• Data to use:

════════════════

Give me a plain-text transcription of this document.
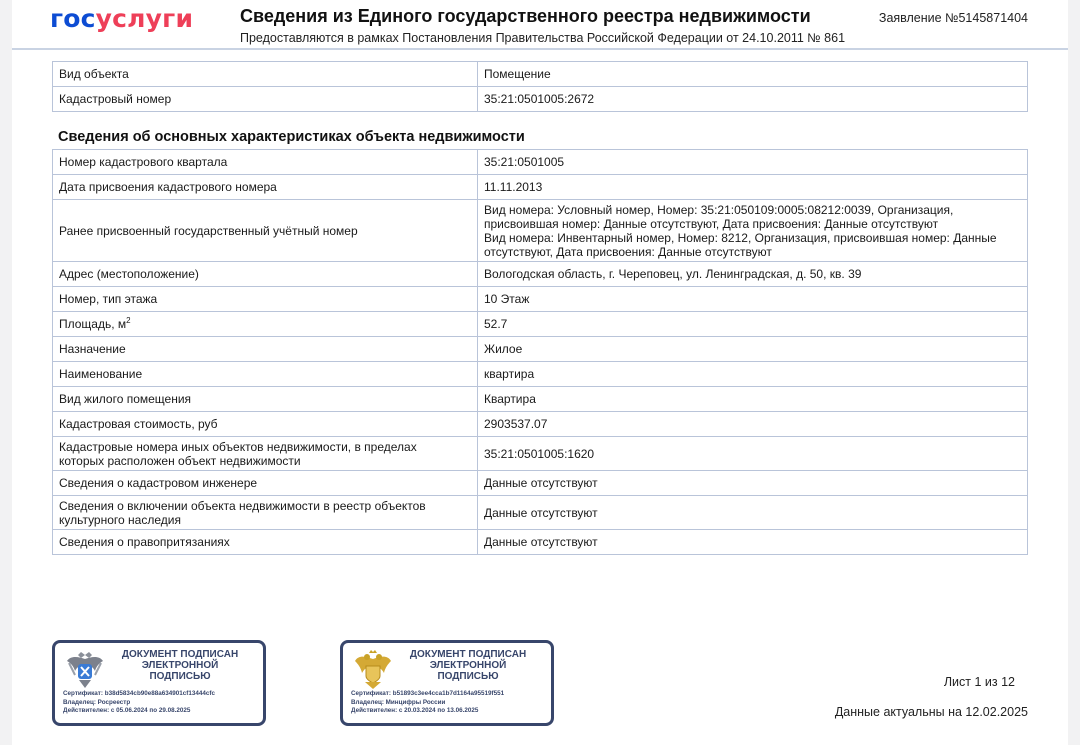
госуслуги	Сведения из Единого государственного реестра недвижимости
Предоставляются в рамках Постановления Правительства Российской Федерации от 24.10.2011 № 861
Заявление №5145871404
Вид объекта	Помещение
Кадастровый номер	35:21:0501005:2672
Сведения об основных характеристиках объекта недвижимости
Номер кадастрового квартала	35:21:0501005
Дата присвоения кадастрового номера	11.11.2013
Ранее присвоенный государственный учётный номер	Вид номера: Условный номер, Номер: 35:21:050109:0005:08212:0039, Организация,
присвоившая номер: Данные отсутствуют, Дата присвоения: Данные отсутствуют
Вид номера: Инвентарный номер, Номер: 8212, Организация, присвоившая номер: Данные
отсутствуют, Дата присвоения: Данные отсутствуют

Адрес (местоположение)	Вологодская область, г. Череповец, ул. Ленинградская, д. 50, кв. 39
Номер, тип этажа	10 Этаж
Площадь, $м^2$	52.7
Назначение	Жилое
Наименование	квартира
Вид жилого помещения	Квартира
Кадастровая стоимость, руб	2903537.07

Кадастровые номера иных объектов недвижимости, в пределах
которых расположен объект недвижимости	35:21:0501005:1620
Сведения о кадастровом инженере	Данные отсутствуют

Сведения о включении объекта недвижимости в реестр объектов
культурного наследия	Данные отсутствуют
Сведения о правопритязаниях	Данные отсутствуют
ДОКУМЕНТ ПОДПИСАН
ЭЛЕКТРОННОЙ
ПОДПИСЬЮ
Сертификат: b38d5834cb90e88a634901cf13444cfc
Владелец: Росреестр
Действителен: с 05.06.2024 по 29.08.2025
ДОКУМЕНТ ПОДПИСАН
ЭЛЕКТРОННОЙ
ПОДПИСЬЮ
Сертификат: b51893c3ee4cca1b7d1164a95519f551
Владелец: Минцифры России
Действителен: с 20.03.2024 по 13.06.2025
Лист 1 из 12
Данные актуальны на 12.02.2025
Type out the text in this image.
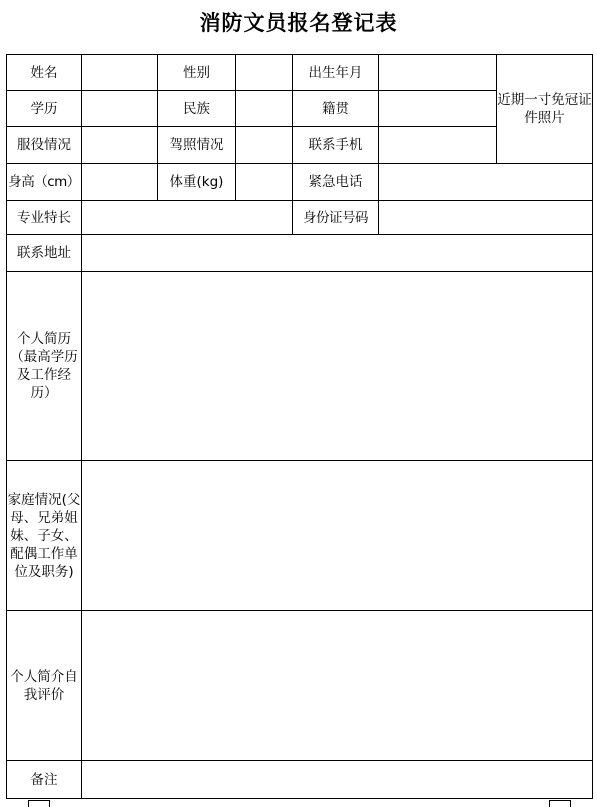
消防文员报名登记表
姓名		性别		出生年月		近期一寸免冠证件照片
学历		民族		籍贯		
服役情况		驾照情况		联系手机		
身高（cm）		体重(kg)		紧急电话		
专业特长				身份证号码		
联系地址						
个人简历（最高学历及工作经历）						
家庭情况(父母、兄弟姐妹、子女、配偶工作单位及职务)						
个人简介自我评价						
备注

════════════════

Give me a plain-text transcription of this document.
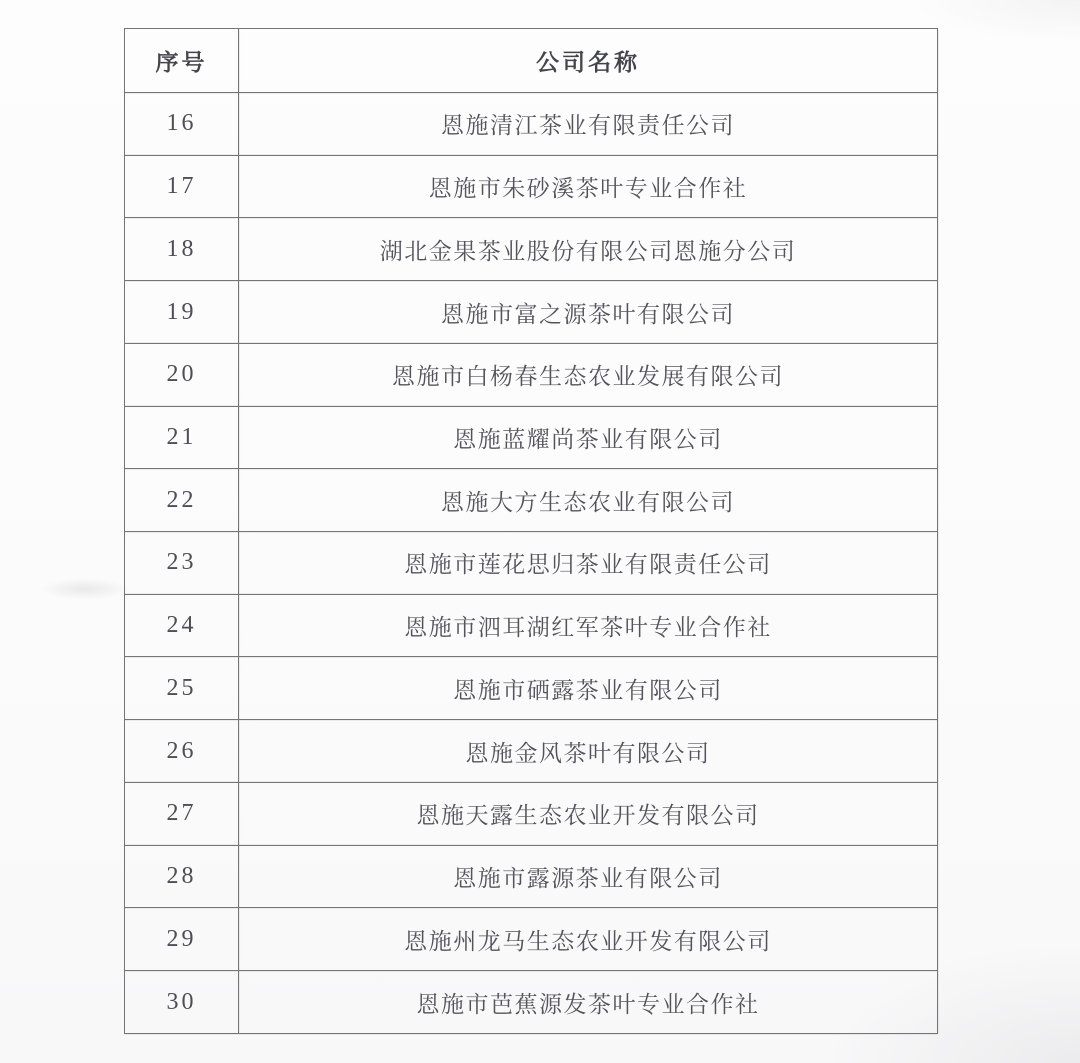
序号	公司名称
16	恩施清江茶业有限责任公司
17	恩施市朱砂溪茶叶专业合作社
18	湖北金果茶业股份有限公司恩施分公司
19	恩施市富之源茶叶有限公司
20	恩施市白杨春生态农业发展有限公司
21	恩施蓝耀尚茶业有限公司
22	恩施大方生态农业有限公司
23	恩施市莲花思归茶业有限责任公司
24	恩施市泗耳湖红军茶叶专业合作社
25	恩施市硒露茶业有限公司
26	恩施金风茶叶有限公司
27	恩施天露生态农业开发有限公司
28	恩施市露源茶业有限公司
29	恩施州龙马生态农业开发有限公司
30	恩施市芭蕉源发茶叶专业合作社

════════════════

• Your goal: State how many lines of the records above contain the word "объектов", giving only that number.

• Exercise solution: 2